=== RECORDED DATA ===

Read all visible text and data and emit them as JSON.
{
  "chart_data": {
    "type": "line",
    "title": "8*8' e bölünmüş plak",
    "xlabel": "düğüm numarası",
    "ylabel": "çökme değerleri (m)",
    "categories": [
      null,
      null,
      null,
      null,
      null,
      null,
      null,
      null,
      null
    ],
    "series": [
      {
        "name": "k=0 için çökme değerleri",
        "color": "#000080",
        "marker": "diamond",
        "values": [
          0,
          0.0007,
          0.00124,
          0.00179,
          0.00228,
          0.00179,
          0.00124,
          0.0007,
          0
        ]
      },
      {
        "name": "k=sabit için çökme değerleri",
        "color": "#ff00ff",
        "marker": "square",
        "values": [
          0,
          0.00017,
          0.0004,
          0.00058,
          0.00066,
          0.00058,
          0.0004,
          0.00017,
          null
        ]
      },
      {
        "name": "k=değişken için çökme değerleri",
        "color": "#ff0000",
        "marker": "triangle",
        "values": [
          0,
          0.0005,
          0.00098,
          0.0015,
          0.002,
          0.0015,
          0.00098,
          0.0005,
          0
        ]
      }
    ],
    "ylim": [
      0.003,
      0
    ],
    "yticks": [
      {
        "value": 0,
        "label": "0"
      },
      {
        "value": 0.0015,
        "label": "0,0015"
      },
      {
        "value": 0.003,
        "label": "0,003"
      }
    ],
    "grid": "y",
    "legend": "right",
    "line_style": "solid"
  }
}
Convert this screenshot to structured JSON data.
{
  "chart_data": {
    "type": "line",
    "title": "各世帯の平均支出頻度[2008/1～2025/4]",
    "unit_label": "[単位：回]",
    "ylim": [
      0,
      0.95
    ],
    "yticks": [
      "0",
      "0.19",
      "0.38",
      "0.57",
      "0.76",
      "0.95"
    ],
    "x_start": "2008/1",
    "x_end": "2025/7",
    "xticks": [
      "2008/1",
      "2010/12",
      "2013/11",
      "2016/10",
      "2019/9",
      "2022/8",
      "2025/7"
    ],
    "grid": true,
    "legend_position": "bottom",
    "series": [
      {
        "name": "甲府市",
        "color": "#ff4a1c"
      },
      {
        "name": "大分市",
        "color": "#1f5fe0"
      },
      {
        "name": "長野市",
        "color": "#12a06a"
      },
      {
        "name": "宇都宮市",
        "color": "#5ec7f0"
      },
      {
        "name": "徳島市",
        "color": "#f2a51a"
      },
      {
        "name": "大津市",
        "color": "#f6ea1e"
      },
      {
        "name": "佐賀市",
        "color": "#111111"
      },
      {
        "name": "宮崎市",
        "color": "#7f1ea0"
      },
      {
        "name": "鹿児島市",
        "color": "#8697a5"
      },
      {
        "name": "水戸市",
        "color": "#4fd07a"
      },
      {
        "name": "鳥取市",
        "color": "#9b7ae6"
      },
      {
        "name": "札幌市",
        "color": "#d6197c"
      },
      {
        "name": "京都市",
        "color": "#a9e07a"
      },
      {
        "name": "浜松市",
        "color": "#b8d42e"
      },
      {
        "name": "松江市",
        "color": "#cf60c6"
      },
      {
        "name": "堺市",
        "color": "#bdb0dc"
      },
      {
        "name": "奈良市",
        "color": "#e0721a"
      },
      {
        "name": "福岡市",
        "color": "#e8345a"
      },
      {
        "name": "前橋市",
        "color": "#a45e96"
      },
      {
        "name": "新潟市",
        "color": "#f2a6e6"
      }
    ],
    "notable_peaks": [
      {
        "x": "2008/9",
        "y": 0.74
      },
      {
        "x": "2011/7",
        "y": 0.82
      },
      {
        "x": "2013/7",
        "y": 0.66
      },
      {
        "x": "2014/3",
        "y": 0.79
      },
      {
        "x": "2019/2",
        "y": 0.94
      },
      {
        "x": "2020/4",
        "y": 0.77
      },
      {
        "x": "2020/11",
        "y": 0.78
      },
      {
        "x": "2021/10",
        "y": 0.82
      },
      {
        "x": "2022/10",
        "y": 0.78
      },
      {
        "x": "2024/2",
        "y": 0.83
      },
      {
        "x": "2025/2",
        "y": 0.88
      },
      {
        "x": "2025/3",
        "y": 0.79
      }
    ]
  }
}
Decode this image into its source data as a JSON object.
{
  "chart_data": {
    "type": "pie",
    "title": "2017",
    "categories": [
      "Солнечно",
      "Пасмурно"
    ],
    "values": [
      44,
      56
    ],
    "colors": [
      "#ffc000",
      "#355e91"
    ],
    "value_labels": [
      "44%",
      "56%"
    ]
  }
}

===
=== RECORDED DATA ===

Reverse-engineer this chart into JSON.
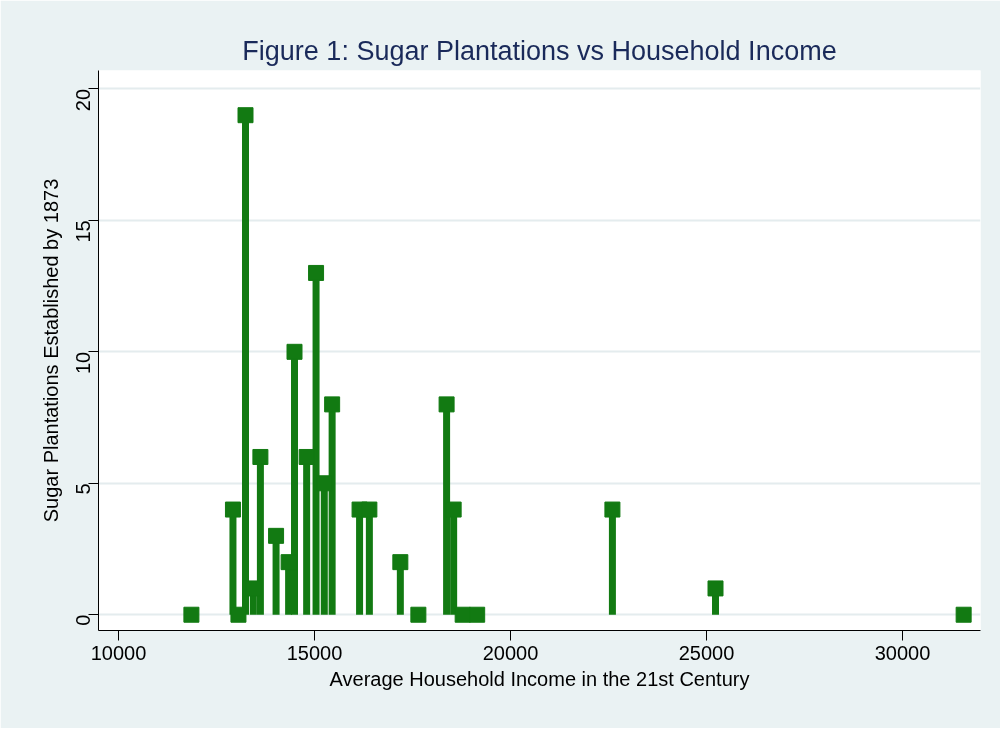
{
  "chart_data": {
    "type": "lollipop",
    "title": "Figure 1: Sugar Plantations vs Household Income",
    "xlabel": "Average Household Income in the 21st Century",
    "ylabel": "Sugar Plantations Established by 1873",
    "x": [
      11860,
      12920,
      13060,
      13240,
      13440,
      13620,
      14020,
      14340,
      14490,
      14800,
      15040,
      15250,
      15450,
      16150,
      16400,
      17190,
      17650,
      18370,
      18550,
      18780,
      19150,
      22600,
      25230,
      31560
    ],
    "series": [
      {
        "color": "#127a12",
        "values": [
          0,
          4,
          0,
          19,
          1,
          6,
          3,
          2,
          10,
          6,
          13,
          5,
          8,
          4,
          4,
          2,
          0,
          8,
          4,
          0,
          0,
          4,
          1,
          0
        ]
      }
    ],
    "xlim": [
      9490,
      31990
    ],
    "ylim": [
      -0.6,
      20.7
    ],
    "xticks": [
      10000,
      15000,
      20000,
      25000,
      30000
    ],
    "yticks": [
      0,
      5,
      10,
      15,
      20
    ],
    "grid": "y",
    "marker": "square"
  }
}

===

Search the records for the word "Sugar". Copy every line that has it.

    "title": "Figure 1: Sugar Plantations vs Household Income",
    "ylabel": "Sugar Plantations Established by 1873",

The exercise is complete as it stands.